What the task asks =>
Tally the lines that include the word "location" and reply with nothing but the total.

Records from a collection

▶

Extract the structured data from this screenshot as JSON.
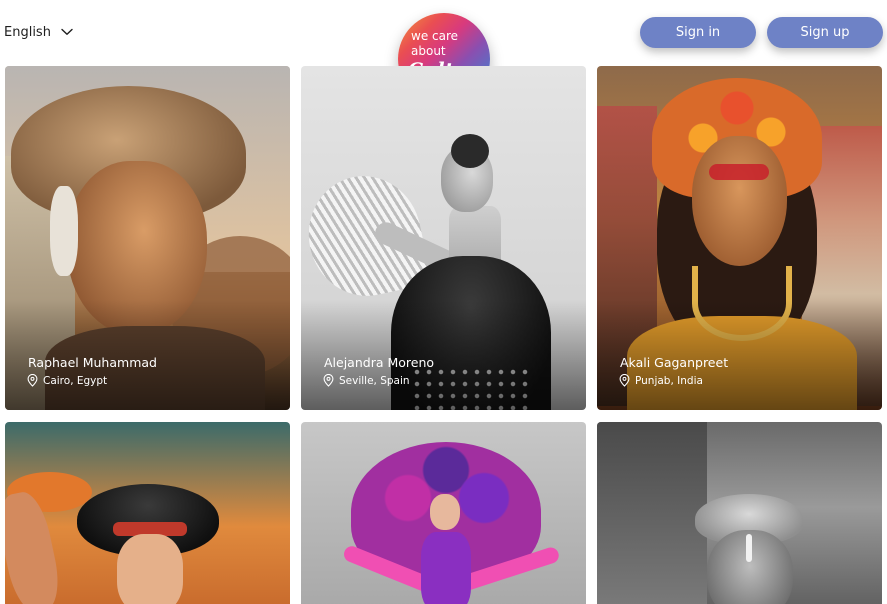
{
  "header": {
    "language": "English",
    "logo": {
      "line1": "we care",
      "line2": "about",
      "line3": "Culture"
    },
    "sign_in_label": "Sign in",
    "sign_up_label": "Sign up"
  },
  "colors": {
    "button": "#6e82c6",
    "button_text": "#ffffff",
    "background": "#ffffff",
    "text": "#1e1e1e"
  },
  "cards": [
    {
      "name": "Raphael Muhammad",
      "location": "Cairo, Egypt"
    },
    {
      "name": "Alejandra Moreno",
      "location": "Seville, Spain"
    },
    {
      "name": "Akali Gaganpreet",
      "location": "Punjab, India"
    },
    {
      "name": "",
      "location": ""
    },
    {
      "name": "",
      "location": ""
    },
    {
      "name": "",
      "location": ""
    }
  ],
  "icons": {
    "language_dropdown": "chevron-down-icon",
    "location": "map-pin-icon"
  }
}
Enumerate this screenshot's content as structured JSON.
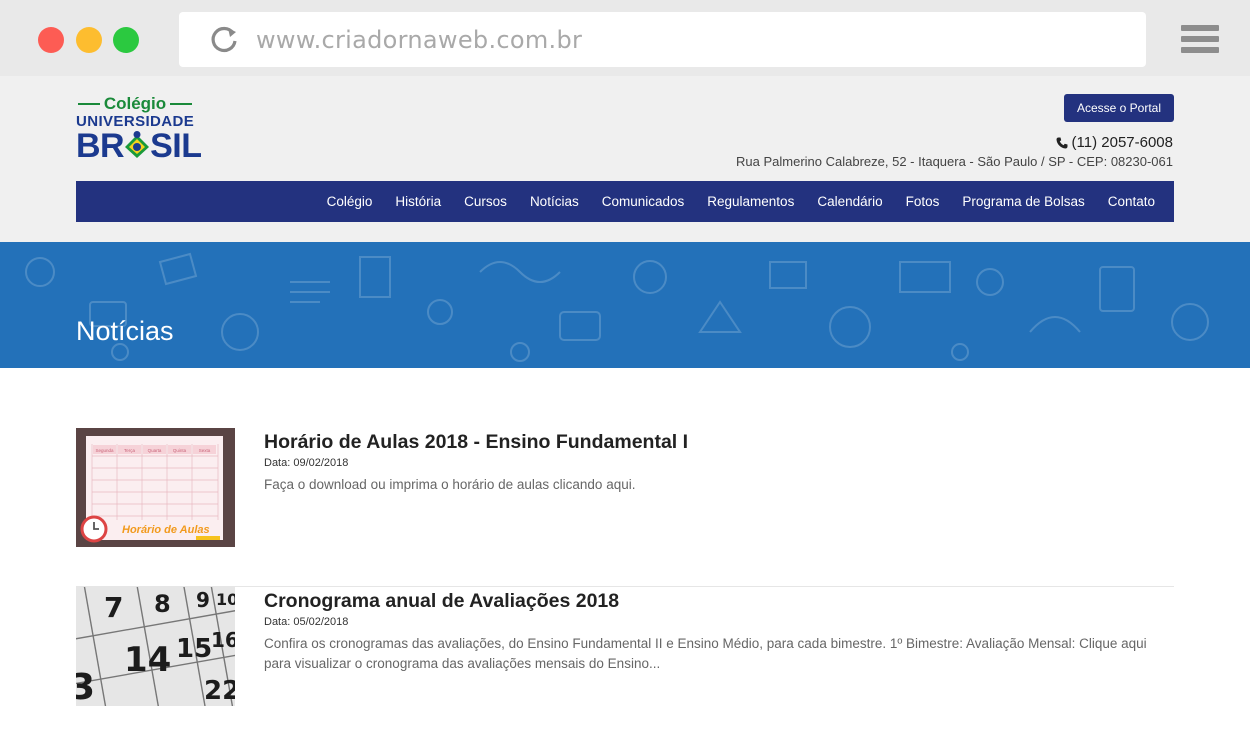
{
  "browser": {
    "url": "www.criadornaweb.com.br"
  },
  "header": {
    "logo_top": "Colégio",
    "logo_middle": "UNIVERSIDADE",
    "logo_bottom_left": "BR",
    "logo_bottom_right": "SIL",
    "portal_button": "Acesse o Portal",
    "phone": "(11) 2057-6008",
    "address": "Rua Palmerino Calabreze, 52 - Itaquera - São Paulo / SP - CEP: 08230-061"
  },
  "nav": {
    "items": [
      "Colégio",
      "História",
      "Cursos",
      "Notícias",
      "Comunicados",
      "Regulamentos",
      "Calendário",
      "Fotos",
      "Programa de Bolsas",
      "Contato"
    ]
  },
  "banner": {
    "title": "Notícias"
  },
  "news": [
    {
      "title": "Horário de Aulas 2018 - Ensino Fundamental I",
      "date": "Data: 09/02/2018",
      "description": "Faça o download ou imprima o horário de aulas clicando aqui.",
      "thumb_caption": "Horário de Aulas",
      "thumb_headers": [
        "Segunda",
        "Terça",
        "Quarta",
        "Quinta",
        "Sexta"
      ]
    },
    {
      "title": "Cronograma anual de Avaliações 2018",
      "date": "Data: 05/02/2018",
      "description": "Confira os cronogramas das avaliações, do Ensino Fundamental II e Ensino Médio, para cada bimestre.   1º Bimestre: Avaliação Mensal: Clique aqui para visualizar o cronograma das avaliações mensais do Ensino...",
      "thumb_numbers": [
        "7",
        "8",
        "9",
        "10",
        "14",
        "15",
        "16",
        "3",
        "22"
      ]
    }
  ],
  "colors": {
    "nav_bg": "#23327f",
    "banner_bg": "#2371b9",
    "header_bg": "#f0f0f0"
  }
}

◀
▶

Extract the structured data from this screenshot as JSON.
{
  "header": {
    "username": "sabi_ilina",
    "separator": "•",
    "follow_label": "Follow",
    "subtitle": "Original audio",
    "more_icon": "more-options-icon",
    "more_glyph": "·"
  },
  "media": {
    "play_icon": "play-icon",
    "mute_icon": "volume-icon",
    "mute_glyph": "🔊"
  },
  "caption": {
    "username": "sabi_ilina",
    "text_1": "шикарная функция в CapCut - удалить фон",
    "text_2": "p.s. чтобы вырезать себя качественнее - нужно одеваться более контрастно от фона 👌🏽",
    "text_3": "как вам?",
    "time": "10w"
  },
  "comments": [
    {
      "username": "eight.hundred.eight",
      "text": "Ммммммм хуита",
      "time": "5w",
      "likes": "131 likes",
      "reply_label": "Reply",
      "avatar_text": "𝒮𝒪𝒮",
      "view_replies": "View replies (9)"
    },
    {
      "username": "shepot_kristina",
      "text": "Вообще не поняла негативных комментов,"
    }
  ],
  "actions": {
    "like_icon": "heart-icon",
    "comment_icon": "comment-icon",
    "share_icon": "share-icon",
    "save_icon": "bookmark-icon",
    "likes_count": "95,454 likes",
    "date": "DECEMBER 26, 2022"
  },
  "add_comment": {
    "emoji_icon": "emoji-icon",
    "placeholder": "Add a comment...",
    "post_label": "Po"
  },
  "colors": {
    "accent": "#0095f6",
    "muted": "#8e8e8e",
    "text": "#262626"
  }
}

◀
▶

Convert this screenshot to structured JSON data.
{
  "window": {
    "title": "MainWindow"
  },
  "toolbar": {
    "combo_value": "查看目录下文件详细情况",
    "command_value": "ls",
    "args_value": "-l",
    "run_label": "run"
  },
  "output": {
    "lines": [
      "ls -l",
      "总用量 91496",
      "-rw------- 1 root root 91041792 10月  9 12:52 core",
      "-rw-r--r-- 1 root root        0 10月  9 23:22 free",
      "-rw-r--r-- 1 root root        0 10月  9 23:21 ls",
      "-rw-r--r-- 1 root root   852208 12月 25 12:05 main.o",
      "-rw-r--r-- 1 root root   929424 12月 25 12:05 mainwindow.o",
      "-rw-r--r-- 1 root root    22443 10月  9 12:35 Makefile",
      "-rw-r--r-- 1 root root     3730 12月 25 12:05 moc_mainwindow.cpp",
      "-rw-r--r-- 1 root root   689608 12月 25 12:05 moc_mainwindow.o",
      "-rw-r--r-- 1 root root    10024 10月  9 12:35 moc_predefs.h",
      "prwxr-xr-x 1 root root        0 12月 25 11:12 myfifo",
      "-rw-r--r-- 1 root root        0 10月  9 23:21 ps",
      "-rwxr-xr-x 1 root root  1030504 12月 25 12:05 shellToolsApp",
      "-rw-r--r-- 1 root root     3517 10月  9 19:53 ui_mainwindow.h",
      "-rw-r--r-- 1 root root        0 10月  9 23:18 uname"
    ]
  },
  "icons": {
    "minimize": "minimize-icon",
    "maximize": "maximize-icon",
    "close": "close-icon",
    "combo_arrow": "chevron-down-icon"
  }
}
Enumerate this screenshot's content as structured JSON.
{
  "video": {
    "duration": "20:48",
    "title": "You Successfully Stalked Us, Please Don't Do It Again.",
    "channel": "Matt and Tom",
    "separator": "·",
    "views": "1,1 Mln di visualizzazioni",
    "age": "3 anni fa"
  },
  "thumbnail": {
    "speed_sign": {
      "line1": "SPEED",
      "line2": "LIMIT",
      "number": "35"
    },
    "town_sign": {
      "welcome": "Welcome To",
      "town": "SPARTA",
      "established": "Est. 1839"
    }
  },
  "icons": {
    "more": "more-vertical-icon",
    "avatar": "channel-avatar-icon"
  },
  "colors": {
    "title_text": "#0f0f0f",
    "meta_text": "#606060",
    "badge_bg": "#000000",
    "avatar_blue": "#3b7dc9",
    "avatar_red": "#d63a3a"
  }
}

◀

Result =>
7